── RECORDED DATA ──

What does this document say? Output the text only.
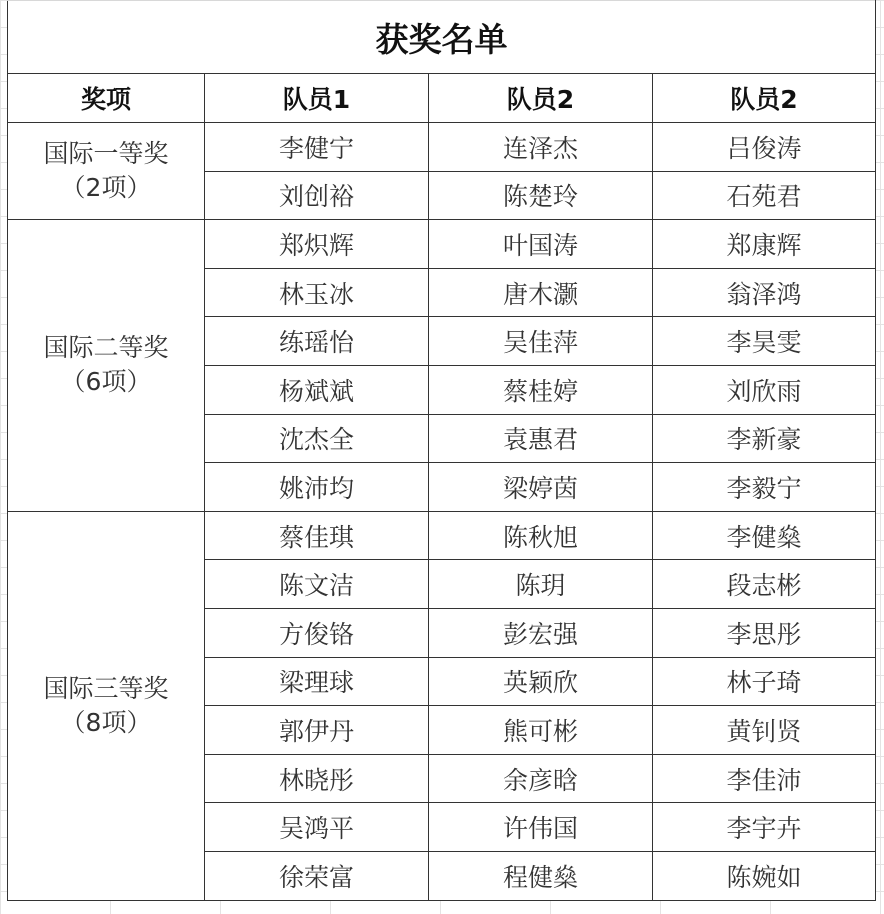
获奖名单			
奖项	队员1	队员2	队员2

国际一等奖
（2项）	李健宁	连泽杰	吕俊涛
	刘创裕	陈楚玲	石苑君

国际二等奖
（6项）	郑炽辉	叶国涛	郑康辉
	林玉冰	唐木灏	翁泽鸿
	练瑶怡	吴佳萍	李昊雯
	杨斌斌	蔡桂婷	刘欣雨
	沈杰全	袁惠君	李新豪
	姚沛均	梁婷茵	李毅宁

国际三等奖
（8项）	蔡佳琪	陈秋旭	李健燊
	陈文洁	陈玥	段志彬
	方俊铬	彭宏强	李思彤
	梁理球	英颖欣	林子琦
	郭伊丹	熊可彬	黄钊贤
	林晓彤	余彦晗	李佳沛
	吴鸿平	许伟国	李宇卉
	徐荣富	程健燊	陈婉如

───

# SET PROBLEM
Repeat the material exactly as it reads, without any of its pictures.

# SOLUTION TO THIS TASK
What does this document say? Output the text only.
获奖名单			
奖项	队员1	队员2	队员2

国际一等奖
（2项）	李健宁	连泽杰	吕俊涛
	刘创裕	陈楚玲	石苑君

国际二等奖
（6项）	郑炽辉	叶国涛	郑康辉
	林玉冰	唐木灏	翁泽鸿
	练瑶怡	吴佳萍	李昊雯
	杨斌斌	蔡桂婷	刘欣雨
	沈杰全	袁惠君	李新豪
	姚沛均	梁婷茵	李毅宁

国际三等奖
（8项）	蔡佳琪	陈秋旭	李健燊
	陈文洁	陈玥	段志彬
	方俊铬	彭宏强	李思彤
	梁理球	英颖欣	林子琦
	郭伊丹	熊可彬	黄钊贤
	林晓彤	余彦晗	李佳沛
	吴鸿平	许伟国	李宇卉
	徐荣富	程健燊	陈婉如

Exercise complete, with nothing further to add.